Your answer should be a single number: the count of lines containing "新建文件夹".

## SOURCE MATERIAL:
* * * * *

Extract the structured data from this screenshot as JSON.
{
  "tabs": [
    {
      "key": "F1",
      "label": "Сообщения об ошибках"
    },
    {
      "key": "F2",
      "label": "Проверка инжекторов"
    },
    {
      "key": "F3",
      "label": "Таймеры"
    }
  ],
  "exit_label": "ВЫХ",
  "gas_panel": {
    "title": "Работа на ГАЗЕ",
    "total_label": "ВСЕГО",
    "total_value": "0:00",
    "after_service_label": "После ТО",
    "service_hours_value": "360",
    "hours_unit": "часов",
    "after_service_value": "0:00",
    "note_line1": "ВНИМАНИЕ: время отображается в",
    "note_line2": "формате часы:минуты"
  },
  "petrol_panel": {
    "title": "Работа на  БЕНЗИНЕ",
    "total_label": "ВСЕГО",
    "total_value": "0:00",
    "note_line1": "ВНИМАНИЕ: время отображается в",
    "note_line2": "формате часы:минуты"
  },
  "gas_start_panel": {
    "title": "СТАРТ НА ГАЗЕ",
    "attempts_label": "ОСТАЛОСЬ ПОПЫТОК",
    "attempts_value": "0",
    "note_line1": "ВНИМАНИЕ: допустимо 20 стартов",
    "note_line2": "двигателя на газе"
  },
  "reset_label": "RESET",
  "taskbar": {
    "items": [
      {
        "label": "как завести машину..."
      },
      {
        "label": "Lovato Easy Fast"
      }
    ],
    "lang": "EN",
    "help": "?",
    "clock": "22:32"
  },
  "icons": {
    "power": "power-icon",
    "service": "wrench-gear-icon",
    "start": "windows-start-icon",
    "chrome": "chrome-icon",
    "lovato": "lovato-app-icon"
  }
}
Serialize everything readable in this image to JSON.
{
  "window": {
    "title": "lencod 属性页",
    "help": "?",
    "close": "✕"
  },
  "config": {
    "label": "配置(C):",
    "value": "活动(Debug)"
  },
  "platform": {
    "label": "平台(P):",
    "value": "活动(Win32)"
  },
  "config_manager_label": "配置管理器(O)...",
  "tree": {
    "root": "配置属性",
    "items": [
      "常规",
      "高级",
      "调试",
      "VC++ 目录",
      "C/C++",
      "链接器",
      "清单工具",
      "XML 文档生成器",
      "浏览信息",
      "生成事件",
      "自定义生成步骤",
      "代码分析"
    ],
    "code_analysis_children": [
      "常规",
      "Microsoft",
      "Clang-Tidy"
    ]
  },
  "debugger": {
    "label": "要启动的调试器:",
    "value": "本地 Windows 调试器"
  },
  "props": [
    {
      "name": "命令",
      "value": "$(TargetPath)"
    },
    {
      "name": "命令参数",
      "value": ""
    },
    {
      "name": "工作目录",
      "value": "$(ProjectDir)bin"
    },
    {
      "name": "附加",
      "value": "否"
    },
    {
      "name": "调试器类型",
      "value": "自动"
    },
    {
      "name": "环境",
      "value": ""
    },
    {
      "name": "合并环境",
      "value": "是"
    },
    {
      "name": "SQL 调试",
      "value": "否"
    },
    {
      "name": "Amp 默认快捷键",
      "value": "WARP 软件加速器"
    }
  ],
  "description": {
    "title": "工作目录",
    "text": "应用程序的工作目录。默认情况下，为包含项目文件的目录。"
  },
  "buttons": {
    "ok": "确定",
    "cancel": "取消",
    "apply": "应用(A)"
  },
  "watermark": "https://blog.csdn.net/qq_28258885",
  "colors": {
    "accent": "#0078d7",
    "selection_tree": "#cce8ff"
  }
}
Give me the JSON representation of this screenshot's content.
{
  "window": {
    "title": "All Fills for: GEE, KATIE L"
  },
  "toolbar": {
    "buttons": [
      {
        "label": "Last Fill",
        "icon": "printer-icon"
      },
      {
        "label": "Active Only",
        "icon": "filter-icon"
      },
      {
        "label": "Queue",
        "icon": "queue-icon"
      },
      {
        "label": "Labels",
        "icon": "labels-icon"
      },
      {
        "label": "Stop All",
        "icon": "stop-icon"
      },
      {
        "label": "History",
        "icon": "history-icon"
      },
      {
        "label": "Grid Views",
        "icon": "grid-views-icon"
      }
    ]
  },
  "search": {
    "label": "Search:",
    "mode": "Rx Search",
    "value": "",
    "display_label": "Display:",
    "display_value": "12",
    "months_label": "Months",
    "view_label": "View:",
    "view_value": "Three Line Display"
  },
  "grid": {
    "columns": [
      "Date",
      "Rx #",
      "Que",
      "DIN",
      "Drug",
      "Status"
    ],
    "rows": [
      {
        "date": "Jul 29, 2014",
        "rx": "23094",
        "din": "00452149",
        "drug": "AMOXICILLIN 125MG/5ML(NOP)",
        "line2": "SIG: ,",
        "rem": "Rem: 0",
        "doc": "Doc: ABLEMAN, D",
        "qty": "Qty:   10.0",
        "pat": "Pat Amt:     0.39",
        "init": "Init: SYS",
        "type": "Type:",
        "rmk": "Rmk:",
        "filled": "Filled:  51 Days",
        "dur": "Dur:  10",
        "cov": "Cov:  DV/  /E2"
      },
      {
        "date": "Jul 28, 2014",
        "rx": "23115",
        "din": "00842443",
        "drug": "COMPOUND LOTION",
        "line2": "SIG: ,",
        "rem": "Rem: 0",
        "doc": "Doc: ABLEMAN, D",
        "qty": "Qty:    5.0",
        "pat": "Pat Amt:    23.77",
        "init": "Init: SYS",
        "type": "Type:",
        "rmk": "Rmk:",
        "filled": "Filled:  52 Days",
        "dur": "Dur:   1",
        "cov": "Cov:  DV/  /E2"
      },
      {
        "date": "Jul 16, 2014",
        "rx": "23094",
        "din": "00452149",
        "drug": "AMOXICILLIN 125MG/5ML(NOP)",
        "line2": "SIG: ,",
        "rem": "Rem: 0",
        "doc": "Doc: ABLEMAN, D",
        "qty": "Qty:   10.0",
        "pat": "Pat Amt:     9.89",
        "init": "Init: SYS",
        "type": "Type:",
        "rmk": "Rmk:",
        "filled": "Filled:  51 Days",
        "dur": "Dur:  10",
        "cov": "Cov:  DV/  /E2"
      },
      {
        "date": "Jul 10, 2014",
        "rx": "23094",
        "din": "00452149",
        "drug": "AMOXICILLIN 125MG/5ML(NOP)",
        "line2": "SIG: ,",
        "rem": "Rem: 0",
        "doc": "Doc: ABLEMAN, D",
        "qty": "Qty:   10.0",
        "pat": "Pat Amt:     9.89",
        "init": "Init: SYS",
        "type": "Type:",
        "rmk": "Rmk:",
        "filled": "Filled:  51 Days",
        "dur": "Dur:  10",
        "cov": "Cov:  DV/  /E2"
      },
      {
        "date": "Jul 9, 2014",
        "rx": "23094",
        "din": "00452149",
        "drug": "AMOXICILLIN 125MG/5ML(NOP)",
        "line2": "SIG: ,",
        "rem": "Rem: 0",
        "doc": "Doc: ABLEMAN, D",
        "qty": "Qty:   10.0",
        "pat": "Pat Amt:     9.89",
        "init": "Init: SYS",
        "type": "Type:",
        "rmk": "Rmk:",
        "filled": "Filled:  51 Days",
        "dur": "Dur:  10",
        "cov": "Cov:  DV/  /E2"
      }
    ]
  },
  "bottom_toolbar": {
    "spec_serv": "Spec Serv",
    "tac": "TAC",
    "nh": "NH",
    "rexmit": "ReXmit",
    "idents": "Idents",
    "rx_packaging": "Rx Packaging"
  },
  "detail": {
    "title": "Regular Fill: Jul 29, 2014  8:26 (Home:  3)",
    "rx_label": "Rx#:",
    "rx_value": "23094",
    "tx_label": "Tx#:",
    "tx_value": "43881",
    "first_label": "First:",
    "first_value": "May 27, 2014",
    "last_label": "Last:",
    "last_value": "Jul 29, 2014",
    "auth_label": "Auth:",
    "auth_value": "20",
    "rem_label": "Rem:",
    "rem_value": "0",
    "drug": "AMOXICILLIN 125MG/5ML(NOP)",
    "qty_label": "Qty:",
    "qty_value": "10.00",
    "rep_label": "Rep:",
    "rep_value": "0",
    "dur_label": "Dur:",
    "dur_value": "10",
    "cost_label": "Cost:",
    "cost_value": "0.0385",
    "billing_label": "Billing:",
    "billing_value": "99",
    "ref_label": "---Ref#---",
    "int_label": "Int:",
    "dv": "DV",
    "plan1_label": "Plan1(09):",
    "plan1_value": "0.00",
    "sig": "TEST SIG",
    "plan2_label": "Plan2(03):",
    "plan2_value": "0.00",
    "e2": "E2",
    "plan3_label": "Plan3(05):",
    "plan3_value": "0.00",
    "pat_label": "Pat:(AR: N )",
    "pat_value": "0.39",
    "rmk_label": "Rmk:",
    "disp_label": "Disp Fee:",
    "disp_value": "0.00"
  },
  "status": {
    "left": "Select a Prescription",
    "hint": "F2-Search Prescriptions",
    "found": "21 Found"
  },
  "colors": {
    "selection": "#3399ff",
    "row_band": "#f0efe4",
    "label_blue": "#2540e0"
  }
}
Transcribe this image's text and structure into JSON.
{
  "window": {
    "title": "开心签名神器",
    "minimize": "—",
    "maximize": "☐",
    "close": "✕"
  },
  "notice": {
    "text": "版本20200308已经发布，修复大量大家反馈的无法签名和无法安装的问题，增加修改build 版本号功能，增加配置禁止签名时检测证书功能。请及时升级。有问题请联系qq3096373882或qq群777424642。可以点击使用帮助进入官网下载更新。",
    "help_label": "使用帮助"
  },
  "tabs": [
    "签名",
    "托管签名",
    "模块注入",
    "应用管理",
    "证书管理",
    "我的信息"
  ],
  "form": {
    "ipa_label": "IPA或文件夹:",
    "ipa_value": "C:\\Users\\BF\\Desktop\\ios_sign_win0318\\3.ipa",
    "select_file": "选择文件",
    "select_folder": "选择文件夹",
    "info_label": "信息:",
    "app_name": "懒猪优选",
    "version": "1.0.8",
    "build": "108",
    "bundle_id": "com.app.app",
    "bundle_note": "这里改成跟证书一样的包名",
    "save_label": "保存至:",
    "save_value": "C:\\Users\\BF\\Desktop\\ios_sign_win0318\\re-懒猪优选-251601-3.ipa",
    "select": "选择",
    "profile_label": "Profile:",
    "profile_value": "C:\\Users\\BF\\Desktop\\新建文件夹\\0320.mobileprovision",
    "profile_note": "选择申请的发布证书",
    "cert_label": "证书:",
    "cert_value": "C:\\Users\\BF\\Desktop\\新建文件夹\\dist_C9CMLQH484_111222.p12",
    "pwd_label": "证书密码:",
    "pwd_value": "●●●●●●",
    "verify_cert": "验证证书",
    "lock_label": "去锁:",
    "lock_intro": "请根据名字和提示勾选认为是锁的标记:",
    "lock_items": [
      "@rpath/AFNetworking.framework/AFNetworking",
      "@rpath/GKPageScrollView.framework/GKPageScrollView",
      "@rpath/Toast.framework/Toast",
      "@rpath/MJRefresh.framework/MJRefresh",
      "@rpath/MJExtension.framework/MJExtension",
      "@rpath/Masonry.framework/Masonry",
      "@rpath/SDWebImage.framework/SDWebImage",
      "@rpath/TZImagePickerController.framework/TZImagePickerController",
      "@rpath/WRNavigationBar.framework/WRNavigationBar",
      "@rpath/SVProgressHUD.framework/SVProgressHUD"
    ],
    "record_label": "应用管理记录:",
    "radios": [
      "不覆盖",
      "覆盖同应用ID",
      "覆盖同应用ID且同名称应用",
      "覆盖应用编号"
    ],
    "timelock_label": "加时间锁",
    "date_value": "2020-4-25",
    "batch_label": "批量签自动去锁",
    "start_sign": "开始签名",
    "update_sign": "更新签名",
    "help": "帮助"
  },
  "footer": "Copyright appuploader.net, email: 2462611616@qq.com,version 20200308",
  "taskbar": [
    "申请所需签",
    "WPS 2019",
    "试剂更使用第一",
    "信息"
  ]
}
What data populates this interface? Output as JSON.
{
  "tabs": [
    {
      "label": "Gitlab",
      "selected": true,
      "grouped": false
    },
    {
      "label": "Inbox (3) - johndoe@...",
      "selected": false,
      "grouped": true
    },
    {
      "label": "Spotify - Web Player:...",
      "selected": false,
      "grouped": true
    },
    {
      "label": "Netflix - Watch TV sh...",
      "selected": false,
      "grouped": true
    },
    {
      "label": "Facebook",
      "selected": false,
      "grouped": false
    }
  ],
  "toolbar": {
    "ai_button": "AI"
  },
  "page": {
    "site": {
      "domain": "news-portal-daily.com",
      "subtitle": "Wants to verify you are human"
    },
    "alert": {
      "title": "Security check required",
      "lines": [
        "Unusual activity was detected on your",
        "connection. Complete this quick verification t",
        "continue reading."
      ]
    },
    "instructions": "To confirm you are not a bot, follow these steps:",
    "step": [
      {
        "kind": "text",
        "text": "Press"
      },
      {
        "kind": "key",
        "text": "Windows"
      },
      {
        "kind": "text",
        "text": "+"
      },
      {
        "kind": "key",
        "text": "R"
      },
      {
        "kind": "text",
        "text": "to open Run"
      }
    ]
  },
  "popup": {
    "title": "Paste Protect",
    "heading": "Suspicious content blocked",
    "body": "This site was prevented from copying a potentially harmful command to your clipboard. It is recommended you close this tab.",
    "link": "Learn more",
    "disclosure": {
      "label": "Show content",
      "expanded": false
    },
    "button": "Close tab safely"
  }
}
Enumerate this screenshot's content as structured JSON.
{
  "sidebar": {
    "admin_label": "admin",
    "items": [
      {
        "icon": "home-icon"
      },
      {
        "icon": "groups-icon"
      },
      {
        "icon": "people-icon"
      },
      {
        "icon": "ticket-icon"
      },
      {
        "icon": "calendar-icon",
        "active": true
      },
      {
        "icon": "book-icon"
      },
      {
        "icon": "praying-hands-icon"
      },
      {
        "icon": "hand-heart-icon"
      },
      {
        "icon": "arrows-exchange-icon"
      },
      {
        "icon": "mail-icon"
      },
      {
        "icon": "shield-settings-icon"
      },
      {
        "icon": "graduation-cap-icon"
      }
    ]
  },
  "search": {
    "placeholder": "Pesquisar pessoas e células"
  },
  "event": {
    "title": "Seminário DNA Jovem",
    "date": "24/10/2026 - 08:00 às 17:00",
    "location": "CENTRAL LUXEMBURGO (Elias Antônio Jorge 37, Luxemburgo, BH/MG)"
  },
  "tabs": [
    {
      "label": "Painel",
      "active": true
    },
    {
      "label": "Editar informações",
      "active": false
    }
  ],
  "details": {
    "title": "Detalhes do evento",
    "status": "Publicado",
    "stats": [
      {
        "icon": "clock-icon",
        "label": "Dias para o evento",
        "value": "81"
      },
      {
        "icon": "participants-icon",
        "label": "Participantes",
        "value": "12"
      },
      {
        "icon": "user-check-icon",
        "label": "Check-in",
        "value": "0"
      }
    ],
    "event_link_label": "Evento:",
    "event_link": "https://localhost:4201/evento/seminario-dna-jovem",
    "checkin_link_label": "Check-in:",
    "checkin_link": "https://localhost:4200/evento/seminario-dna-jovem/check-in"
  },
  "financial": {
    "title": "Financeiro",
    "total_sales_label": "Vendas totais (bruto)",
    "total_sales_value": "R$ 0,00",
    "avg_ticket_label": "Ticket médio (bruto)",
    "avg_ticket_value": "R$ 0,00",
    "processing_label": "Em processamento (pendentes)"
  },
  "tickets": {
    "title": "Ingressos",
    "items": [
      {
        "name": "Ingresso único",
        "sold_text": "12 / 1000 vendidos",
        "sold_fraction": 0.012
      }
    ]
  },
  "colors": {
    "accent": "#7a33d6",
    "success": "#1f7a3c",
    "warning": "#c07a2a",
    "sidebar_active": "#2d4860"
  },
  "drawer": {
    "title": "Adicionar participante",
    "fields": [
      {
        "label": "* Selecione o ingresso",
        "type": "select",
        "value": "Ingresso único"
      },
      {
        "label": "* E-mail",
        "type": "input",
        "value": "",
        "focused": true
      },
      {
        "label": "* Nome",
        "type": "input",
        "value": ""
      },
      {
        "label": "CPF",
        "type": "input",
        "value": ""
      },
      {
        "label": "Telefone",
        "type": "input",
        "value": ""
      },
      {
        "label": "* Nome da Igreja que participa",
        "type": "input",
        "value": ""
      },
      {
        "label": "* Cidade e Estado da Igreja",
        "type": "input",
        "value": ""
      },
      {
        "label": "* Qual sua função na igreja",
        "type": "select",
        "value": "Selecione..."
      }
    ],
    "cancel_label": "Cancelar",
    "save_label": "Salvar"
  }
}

* * * * *

## FINISHED EXERCISE:
2